_SHORT EXERCISE:_ Your task is to repeat the entries exactly. Leave the pictures out.

_INFORMATION PROVIDED:_

◇ ◇ ◇ ◇

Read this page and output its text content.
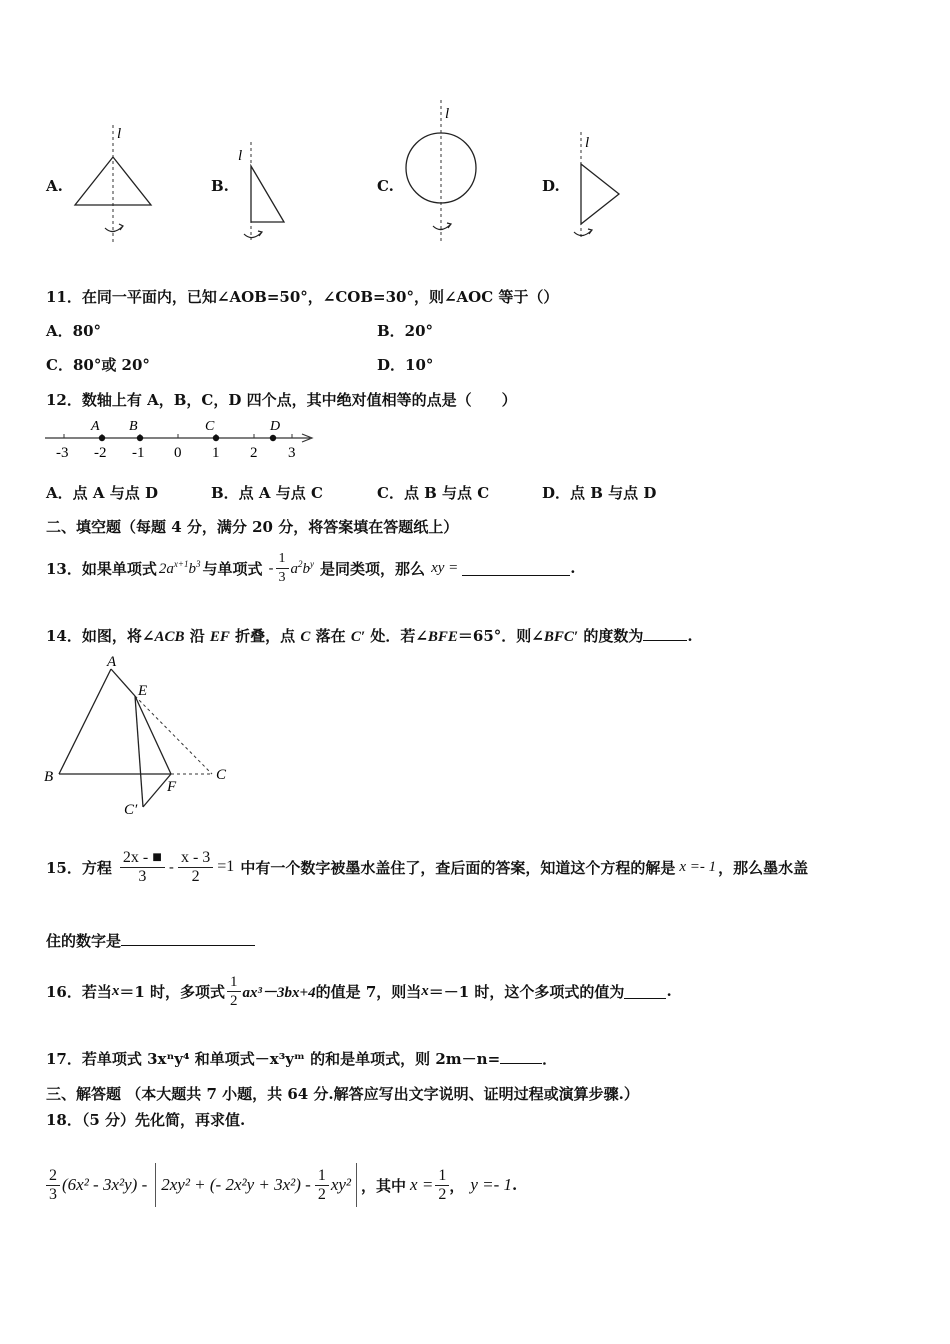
A.
l
B.
l
C.
l
D.
l
11．在同一平面内，已知∠AOB=50°，∠COB=30°，则∠AOC 等于（）
A．80°	B．20°
C．80°或 20°	D．10°
12．数轴上有 A，B，C，D 四个点，其中绝对值相等的点是（　　）
A B	C	D
-3 -2 -1 0 1 2 3
A．点 A 与点 D	B．点 A 与点 C	C．点 B 与点 C	D．点 B 与点 D
二、填空题（每题 4 分，满分 20 分，将答案填在答题纸上）
13．如果单项式 $2a^{x+1}b^3$ 与单项式 - $\frac{1}{3} a^2b^y$ 是同类项，那么 xy =	.
14．如图，将∠ACB 沿 EF 折叠，点 C 落在 C′ 处．若∠BFE＝65°．则∠BFC′ 的度数为	.
A
E
B	C
C′
F
15．方程 $\frac{2x - ■}{3} - \frac{x - 3}{2} =1$ 中有一个数字被墨水盖住了，查后面的答案，知道这个方程的解是 x =- 1 ，那么墨水盖
住的数字是
16．若当 x ＝1 时，多项式 $\frac{1}{2} ax^3-3bx+4$ 的值是 7，则当 x ＝－1 时，这个多项式的值为	.
17．若单项式 3xⁿy⁴ 和单项式－x³yᵐ 的和是单项式，则 2m－n=	．
三、解答题 （本大题共 7 小题，共 64 分.解答应写出文字说明、证明过程或演算步骤.）
18．（5 分）先化简，再求值.
$\frac{2}{3} (6x^2 - 3x^2y) - 2xy^2$ + (- $2x^2y + 3x^2) - \frac{1}{2} xy^2$ ，其中 $x = \frac{1}{2}$ ， y =- 1 .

◇ ◇ ◇ ◇

_RESPONSE TO THE EXERCISE:_
Read this page and output its text content.
A.
l
B.
l
C.
l
D.
l
11．在同一平面内，已知∠AOB=50°，∠COB=30°，则∠AOC 等于（）
A．80°	B．20°
C．80°或 20°	D．10°
12．数轴上有 A，B，C，D 四个点，其中绝对值相等的点是（　　）
A B	C	D
-3 -2 -1 0 1 2 3
A．点 A 与点 D	B．点 A 与点 C	C．点 B 与点 C	D．点 B 与点 D
二、填空题（每题 4 分，满分 20 分，将答案填在答题纸上）
13．如果单项式 $2a^{x+1}b^3$ 与单项式 - $\frac{1}{3} a^2b^y$ 是同类项，那么 xy =	.
14．如图，将∠ACB 沿 EF 折叠，点 C 落在 C′ 处．若∠BFE＝65°．则∠BFC′ 的度数为	.
A
E
B	C
C′
F
15．方程 $\frac{2x - ■}{3} - \frac{x - 3}{2} =1$ 中有一个数字被墨水盖住了，查后面的答案，知道这个方程的解是 x =- 1 ，那么墨水盖
住的数字是
16．若当 x ＝1 时，多项式 $\frac{1}{2} ax^3-3bx+4$ 的值是 7，则当 x ＝－1 时，这个多项式的值为	.
17．若单项式 3xⁿy⁴ 和单项式－x³yᵐ 的和是单项式，则 2m－n=	．
三、解答题 （本大题共 7 小题，共 64 分.解答应写出文字说明、证明过程或演算步骤.）
18．（5 分）先化简，再求值.
$\frac{2}{3} (6x^2 - 3x^2y) - 2xy^2$ + (- $2x^2y + 3x^2) - \frac{1}{2} xy^2$ ，其中 $x = \frac{1}{2}$ ， y =- 1 .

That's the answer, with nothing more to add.